Stored data:
__________

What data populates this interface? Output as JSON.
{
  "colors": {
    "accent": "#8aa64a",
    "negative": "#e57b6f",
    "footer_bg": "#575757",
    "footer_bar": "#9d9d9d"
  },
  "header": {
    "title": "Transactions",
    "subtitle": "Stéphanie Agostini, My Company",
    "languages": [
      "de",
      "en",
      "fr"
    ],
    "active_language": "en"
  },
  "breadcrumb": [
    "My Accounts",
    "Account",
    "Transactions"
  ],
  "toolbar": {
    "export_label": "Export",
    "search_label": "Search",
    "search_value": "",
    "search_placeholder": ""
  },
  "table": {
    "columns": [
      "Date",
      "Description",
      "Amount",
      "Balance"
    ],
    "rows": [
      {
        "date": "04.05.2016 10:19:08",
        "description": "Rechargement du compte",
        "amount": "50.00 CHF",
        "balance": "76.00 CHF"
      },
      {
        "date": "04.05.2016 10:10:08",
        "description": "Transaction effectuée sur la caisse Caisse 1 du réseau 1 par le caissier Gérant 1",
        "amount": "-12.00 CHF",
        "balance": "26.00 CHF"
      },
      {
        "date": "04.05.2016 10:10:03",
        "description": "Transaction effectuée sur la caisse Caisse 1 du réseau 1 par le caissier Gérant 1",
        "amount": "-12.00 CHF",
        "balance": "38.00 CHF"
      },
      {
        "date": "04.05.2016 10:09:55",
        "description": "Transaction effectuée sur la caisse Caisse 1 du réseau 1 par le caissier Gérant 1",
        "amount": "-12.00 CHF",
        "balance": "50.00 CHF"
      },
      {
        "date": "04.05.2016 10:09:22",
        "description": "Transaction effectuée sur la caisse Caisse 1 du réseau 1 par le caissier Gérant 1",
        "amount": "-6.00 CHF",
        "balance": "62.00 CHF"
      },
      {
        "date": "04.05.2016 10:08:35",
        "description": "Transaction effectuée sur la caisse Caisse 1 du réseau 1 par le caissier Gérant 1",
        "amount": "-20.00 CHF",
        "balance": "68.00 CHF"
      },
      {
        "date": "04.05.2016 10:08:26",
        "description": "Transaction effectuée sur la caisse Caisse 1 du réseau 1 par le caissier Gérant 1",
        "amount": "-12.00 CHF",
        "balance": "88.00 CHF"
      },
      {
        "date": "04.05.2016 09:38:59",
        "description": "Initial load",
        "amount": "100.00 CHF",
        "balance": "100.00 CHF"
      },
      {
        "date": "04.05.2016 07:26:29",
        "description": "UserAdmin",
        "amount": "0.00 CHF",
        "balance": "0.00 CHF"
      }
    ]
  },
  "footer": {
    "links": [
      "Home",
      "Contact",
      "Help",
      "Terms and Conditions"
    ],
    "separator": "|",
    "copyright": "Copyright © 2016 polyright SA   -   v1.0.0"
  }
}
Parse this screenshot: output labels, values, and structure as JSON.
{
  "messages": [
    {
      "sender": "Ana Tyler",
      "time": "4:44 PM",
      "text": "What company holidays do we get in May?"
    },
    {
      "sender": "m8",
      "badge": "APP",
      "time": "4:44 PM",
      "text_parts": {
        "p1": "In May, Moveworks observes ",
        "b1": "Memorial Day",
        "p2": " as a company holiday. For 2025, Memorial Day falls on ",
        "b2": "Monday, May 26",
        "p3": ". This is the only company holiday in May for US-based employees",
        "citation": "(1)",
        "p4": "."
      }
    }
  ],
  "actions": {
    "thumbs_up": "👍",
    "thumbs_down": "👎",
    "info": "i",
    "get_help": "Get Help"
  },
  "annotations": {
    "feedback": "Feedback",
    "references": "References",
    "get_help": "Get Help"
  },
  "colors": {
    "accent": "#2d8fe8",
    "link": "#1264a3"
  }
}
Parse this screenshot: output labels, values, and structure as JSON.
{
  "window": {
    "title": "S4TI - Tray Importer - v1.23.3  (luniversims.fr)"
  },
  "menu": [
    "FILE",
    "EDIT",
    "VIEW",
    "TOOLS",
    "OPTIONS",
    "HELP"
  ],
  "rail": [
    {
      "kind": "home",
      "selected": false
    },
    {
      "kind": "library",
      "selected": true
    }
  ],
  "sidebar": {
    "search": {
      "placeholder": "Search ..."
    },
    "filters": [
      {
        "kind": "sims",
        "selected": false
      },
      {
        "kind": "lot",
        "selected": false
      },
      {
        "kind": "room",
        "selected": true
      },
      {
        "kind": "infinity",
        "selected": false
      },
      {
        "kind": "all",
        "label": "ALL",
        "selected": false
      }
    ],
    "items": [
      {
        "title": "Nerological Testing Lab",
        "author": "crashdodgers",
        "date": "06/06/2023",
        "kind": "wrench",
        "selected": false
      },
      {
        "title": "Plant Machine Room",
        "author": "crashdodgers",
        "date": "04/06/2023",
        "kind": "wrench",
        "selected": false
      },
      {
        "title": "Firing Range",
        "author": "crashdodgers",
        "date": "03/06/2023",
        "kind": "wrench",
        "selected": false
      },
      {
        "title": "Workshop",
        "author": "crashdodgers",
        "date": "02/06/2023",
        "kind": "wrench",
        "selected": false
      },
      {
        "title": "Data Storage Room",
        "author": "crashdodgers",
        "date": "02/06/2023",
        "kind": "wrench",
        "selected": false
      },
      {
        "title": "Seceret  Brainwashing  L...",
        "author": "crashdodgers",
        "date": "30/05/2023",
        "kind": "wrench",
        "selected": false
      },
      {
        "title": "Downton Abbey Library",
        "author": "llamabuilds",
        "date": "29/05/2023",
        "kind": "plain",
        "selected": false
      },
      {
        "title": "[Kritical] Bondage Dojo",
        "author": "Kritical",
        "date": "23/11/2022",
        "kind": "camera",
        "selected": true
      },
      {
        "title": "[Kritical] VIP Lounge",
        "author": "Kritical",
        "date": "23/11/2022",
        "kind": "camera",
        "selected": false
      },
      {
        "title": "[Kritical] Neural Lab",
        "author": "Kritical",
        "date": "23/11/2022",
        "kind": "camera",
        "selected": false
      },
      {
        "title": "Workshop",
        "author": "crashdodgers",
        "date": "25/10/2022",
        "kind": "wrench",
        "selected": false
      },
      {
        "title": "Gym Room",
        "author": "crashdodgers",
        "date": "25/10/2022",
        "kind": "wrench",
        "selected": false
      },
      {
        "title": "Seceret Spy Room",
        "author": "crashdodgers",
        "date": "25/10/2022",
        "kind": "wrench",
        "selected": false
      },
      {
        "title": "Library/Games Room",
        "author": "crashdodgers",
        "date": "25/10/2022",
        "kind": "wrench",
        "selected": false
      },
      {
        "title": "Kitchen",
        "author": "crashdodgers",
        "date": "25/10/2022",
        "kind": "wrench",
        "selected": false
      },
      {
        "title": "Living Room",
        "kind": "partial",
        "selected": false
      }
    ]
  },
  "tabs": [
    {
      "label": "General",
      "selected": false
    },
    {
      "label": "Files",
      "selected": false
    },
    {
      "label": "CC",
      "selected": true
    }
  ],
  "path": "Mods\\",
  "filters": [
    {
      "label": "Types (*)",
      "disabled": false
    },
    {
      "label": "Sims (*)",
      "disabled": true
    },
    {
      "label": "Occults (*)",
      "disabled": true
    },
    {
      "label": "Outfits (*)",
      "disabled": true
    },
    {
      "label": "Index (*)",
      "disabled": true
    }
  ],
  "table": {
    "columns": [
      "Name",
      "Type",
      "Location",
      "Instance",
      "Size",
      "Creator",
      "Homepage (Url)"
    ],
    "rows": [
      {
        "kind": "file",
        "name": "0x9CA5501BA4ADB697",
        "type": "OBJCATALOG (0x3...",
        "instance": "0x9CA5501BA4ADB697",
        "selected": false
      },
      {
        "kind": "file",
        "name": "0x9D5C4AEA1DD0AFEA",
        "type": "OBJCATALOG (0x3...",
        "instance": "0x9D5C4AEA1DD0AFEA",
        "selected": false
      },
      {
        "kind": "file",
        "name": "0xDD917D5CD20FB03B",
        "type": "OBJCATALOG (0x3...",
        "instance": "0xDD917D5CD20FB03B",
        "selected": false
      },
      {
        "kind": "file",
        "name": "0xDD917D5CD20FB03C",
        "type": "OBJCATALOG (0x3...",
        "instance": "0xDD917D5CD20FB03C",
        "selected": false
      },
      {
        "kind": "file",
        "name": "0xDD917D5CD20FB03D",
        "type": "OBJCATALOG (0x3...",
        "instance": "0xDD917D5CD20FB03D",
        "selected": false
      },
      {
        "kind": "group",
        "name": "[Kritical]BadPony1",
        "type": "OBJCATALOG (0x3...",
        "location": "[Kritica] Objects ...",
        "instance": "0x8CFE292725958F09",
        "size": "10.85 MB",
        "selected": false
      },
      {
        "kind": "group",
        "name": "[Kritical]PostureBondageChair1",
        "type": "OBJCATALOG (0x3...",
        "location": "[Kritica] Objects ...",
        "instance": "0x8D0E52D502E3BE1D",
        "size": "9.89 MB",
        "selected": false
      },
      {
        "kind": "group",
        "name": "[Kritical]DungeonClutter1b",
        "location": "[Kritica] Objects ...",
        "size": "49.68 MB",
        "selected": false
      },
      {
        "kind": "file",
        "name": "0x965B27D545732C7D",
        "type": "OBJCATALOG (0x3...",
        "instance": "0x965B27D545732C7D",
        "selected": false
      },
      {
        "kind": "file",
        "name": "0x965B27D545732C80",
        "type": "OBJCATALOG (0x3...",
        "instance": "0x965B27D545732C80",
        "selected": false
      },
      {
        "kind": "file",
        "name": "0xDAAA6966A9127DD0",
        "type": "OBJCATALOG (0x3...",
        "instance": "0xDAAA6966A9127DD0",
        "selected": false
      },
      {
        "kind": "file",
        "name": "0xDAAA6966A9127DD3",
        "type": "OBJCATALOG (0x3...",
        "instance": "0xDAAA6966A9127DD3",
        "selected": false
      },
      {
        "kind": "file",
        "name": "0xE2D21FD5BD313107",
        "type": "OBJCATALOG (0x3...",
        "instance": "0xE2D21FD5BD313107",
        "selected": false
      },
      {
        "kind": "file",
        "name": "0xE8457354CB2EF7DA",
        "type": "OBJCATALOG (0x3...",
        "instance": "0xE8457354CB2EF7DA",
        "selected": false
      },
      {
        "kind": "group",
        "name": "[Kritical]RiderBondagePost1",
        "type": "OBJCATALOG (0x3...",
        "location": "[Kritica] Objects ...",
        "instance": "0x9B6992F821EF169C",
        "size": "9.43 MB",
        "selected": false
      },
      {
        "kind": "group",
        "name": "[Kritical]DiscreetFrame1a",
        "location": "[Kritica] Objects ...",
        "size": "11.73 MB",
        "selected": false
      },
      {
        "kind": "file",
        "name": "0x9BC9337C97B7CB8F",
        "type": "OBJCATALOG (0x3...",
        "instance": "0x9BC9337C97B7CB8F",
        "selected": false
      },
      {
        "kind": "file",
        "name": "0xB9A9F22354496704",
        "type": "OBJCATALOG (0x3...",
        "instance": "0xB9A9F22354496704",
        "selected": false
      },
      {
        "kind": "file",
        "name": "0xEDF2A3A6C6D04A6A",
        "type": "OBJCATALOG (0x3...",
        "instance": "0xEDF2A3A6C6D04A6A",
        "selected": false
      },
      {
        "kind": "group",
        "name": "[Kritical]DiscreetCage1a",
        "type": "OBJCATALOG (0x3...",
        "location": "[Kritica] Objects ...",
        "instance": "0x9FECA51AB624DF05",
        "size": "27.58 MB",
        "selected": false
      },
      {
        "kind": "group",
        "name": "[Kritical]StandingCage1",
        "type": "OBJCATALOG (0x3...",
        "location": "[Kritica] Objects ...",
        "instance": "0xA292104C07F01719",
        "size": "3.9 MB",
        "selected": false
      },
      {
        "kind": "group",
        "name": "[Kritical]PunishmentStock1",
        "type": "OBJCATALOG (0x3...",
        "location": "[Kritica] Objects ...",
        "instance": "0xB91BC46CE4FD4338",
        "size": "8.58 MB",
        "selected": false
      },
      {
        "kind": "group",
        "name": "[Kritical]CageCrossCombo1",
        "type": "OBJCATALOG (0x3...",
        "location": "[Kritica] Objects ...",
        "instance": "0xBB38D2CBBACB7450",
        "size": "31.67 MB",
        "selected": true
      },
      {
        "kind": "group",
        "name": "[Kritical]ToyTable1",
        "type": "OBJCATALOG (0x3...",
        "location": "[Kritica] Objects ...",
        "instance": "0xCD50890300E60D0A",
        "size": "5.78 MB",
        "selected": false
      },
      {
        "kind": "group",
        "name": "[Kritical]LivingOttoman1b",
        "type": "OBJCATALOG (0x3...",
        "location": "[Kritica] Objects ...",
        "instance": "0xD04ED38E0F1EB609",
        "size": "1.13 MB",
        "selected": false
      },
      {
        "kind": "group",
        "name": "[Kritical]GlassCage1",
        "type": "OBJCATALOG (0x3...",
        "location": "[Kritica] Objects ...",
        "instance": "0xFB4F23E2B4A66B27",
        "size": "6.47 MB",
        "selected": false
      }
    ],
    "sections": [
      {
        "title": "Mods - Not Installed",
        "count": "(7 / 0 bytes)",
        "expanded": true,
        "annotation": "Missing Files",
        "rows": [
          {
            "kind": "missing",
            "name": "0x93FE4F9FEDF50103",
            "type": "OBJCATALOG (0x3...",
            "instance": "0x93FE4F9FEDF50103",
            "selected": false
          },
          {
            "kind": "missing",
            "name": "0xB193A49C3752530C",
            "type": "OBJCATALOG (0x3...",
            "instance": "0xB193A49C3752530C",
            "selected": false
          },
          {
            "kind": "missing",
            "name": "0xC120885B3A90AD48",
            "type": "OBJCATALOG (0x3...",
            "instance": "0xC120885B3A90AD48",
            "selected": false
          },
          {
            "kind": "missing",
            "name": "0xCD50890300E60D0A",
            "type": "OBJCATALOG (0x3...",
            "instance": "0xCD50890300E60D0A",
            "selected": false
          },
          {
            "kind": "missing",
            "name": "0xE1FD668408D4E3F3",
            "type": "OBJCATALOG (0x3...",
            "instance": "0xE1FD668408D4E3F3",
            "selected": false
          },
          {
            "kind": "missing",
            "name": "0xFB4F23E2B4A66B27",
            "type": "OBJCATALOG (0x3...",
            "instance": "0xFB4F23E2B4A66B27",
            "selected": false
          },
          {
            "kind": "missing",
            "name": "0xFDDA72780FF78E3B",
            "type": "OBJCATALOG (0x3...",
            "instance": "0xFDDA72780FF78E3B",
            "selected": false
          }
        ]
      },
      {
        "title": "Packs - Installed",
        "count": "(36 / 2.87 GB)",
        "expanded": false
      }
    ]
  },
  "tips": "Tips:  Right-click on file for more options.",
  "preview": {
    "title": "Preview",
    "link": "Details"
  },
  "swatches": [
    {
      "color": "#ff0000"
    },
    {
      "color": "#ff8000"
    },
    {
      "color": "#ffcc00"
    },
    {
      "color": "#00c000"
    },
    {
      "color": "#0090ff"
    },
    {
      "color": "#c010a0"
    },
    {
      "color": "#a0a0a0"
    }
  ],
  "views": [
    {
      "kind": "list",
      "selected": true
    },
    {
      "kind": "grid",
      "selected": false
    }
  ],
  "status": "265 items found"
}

__________

» TASK DIRECTIONS
Find the word "Seceret" in the entries above and gather every line that holds it.

» RESPONSE
        "title": "Seceret  Brainwashing  L...",
        "title": "Seceret Spy Room",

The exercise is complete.